==== Dataset content
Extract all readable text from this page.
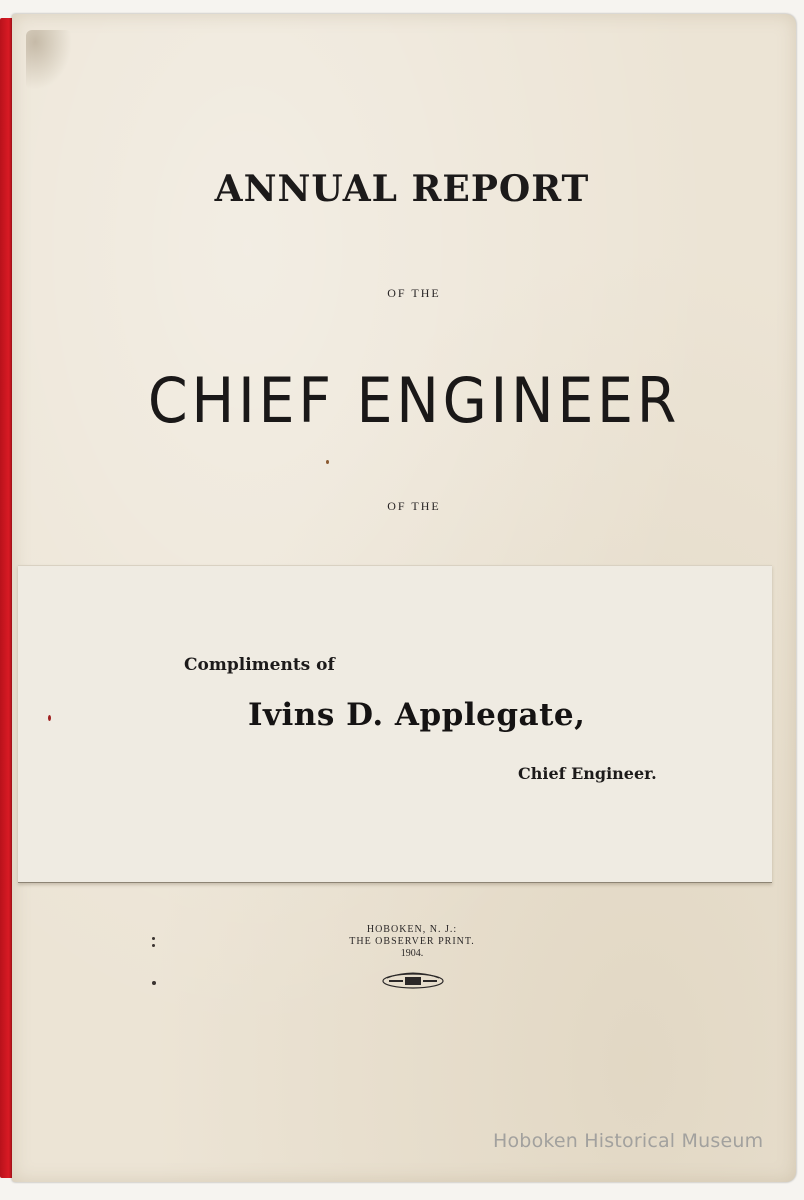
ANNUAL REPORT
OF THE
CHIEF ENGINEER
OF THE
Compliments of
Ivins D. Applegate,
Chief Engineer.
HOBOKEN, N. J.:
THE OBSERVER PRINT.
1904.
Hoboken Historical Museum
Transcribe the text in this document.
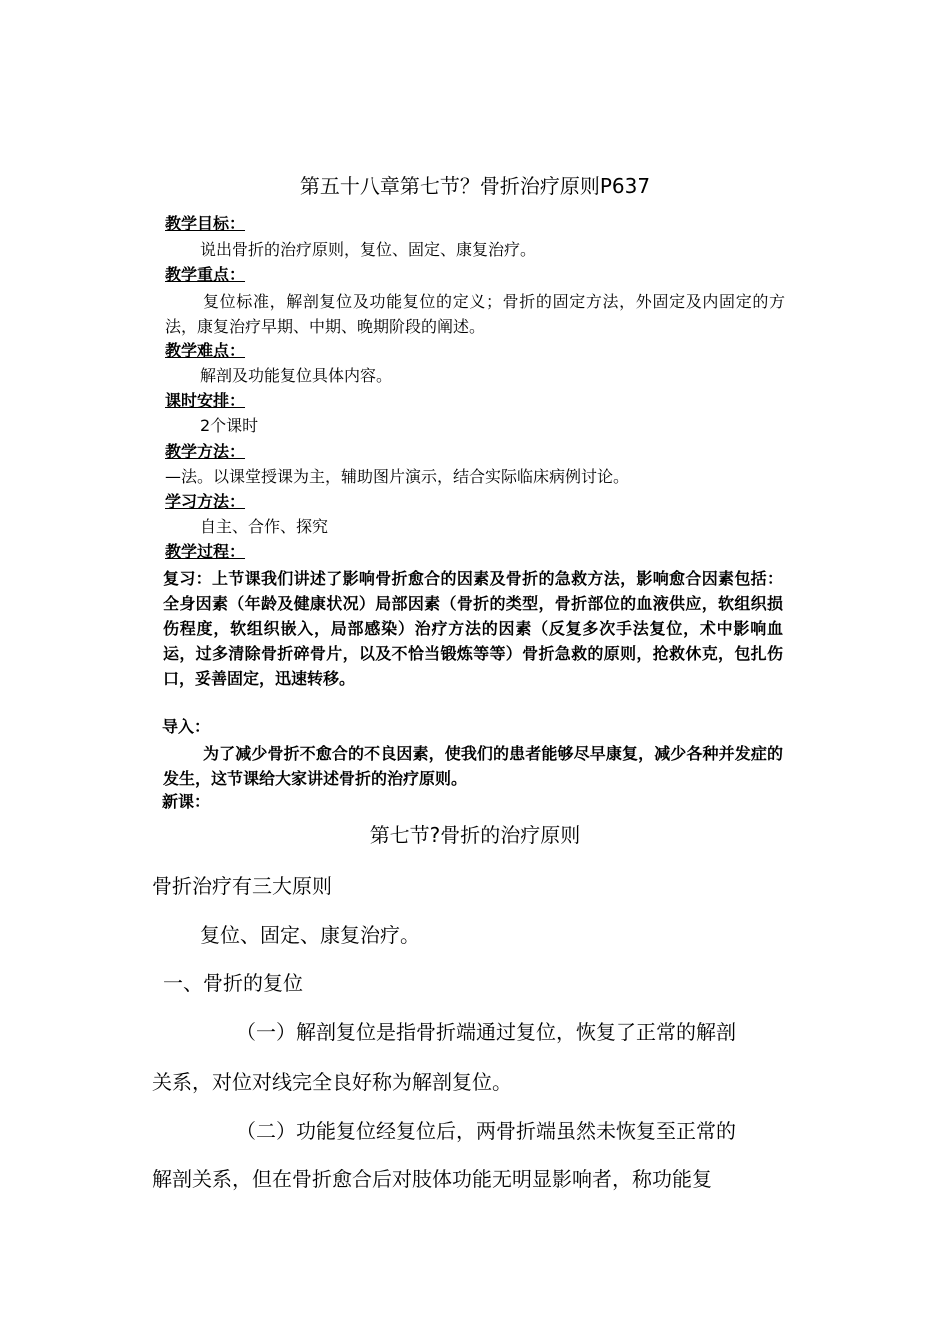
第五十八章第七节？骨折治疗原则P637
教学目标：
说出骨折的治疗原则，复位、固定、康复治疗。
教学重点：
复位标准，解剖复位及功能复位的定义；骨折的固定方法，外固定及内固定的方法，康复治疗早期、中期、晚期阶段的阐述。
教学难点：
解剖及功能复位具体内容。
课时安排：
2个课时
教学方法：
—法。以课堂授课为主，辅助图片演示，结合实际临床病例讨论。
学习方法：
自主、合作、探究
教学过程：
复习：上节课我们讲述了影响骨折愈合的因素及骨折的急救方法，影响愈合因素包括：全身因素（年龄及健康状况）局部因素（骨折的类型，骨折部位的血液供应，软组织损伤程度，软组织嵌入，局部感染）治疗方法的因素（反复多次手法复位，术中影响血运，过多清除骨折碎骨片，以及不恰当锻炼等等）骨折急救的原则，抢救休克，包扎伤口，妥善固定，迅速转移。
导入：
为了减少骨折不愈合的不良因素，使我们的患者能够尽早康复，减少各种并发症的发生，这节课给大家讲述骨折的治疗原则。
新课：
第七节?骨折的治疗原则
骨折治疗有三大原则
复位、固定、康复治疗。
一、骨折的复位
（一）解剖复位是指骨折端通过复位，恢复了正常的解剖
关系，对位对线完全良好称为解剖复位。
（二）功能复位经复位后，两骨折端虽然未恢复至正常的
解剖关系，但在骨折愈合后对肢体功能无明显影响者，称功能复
========
Aim of the exercise: Write out each line again precisely as it appears, skipping every picture.

Result of the exercise:
Extract all readable text from this page.
ANNUAL REPORT
OF THE
CHIEF ENGINEER
OF THE
Compliments of
Ivins D. Applegate,
Chief Engineer.
HOBOKEN, N. J.:
THE OBSERVER PRINT.
1904.
Hoboken Historical Museum
Transcribe the text in this document.
第五十八章第七节？骨折治疗原则P637
教学目标：
说出骨折的治疗原则，复位、固定、康复治疗。
教学重点：
复位标准，解剖复位及功能复位的定义；骨折的固定方法，外固定及内固定的方法，康复治疗早期、中期、晚期阶段的阐述。
教学难点：
解剖及功能复位具体内容。
课时安排：
2个课时
教学方法：
—法。以课堂授课为主，辅助图片演示，结合实际临床病例讨论。
学习方法：
自主、合作、探究
教学过程：
复习：上节课我们讲述了影响骨折愈合的因素及骨折的急救方法，影响愈合因素包括：全身因素（年龄及健康状况）局部因素（骨折的类型，骨折部位的血液供应，软组织损伤程度，软组织嵌入，局部感染）治疗方法的因素（反复多次手法复位，术中影响血运，过多清除骨折碎骨片，以及不恰当锻炼等等）骨折急救的原则，抢救休克，包扎伤口，妥善固定，迅速转移。
导入：
为了减少骨折不愈合的不良因素，使我们的患者能够尽早康复，减少各种并发症的发生，这节课给大家讲述骨折的治疗原则。
新课：
第七节?骨折的治疗原则
骨折治疗有三大原则
复位、固定、康复治疗。
一、骨折的复位
（一）解剖复位是指骨折端通过复位，恢复了正常的解剖
关系，对位对线完全良好称为解剖复位。
（二）功能复位经复位后，两骨折端虽然未恢复至正常的
解剖关系，但在骨折愈合后对肢体功能无明显影响者，称功能复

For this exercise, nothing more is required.